> _SET EXERCISE 1_
In the L-moments fitting write-up, how is the bin count of 158 used for the fitted plot obtained?
> _SET EXERCISE 2_
Carry on with the L-moments fitting write-up from the point after its QQ plot code.

> _DOCUMENT SECTION_
** START **
In the first case, our result of 740/1000 suggests a much better fit than the Method of Moments (53/1000) in Part 1, while falling slightly from the ratio we obtained with the Method of Maximum Likelihood. In the second test, a p-value of 0.03383 is not overwhelmingly convincing, but technically it does allow us to accept the hypothesis that our data is drawn from the same distribution at an α = 0.025 or 0.01 confidence level.

Perhaps more interesting is just looking at the plot

bins <- nclass.FD(Wilsh5000) # We get 158 (Freedman-Diaconis Rule)

fun.plot.fit(fit.obj = wshLambdaLM, data = Wilsh5000, nclass = bins, param = "fmkl",

xlab = "Returns", main = "Method of L-Moments")

Again, compared to the result for the Method of Moments in Part 1, the plot suggests that we have a better fit.

The QQ plot, however, is not much different than what we got in the Maximum Likelihood case; in particular, losses in the left tail are not underestimated by the fitted distribution as they are in the MM case:

qqplot.gld(fit=wshLambdaLM,data=Wilsh5000,param="fkml", type = "str.qqplot",

main = "Method of L-Moments")
** END **
> _RECORD EXCERPTS_
** START **
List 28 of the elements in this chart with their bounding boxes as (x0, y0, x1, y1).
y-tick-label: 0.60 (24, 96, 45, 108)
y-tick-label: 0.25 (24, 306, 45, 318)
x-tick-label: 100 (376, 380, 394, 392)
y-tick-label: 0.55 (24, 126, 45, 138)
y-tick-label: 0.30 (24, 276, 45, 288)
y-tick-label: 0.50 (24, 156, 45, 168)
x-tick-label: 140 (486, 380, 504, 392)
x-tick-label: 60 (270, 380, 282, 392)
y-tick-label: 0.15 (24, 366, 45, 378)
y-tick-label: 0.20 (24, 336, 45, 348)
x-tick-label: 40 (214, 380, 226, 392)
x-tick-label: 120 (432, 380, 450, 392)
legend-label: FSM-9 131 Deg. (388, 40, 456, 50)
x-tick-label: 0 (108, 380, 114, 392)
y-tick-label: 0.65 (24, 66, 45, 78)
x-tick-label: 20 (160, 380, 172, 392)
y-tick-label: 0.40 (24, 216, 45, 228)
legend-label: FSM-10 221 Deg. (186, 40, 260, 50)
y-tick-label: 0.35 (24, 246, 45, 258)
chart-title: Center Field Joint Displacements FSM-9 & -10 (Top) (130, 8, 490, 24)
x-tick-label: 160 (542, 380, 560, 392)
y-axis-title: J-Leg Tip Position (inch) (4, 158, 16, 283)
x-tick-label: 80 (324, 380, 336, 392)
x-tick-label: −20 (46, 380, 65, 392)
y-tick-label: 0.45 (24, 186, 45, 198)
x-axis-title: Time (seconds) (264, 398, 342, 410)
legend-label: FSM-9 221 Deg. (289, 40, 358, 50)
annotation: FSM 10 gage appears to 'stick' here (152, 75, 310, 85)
** END **
> _TASK OUTPUT 1_
It comes from running nclass.FD on the Wilsh5000 returns, which applies the Freedman-Diaconis rule. That count is then passed as nclass to fun.plot.fit.

> _TASK OUTPUT 2_
Which Option is “Best”?

Steve Su points out that there is no one “best” solution, as there are trade-offs and competing constraints involved in the algorithms, and it is one reason why, in addition to the methods described above, so many different functions are available in the GLDEX package. On one point, however, there is general agreement in the literature, and that is the Method of Moments -- even with the appeal of matching the moments of the empirical data -- is an inferior method to others that result in a better fit. This is also discussed in the paper by Asquith, namely, that the method of moments “generally works well for light-tailed distributions. For heavy-tailed distributions, however, use of the method of moments can be questioned.”

**Comparison with the Normal Distribution**

For a strawman comparison, we can fit the Wilshire 5000 returns to a normal distribution in R, and run the KS test as follows:

f <- fitdistr(Wilsh5000, densfun = "normal")

ks.test(Wilsh5000, "pnorm", f$estimate[1], f$estimate[2], alternative = "two.sided")

The results are as follows:

# One-sample Kolmogorov-Smirnov test

# data: Wilsh5000

# D = D = 0.0841, p-value < 2.2e-16

# alternative hypothesis: two-sided

With a p-value that small, we can firmly reject the returns data as being drawn from a fitted normal distribution.

We can also get a look at the plot of the implied normal distribution overlaid upon the fit we obtained with the method of L-moments, as follows:

x <- seq(min(Wilsh5000), max(Wilsh5000), bins)

# Chop the domain into bins = 158nintervals to get sample points

# from the approximated normal distribution (Freedman-Diaconis)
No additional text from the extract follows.